-------- Task input

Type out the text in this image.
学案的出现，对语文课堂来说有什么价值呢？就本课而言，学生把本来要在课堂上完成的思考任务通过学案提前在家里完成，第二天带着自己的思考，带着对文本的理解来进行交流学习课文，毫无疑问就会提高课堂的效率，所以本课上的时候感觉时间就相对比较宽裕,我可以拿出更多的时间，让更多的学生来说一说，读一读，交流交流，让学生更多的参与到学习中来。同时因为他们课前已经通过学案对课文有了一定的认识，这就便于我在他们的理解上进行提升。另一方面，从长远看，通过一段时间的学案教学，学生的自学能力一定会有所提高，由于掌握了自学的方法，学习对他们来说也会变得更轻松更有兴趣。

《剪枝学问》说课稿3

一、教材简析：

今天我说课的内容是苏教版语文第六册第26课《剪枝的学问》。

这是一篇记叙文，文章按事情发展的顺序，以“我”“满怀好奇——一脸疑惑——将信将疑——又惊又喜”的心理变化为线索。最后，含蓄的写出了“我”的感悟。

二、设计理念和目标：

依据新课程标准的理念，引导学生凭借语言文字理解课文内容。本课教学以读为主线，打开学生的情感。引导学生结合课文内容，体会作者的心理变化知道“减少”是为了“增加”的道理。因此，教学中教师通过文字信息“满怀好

----------------

Your instructions >> Output the complete data exactly as written.

Written answer >>
Type out the text in this image.
学案的出现，对语文课堂来说有什么价值呢？就本课而言，学生把本来要在课堂上完成的思考任务通过学案提前在家里完成，第二天带着自己的思考，带着对文本的理解来进行交流学习课文，毫无疑问就会提高课堂的效率，所以本课上的时候感觉时间就相对比较宽裕,我可以拿出更多的时间，让更多的学生来说一说，读一读，交流交流，让学生更多的参与到学习中来。同时因为他们课前已经通过学案对课文有了一定的认识，这就便于我在他们的理解上进行提升。另一方面，从长远看，通过一段时间的学案教学，学生的自学能力一定会有所提高，由于掌握了自学的方法，学习对他们来说也会变得更轻松更有兴趣。

《剪枝学问》说课稿3

一、教材简析：

今天我说课的内容是苏教版语文第六册第26课《剪枝的学问》。

这是一篇记叙文，文章按事情发展的顺序，以“我”“满怀好奇——一脸疑惑——将信将疑——又惊又喜”的心理变化为线索。最后，含蓄的写出了“我”的感悟。

二、设计理念和目标：

依据新课程标准的理念，引导学生凭借语言文字理解课文内容。本课教学以读为主线，打开学生的情感。引导学生结合课文内容，体会作者的心理变化知道“减少”是为了“增加”的道理。因此，教学中教师通过文字信息“满怀好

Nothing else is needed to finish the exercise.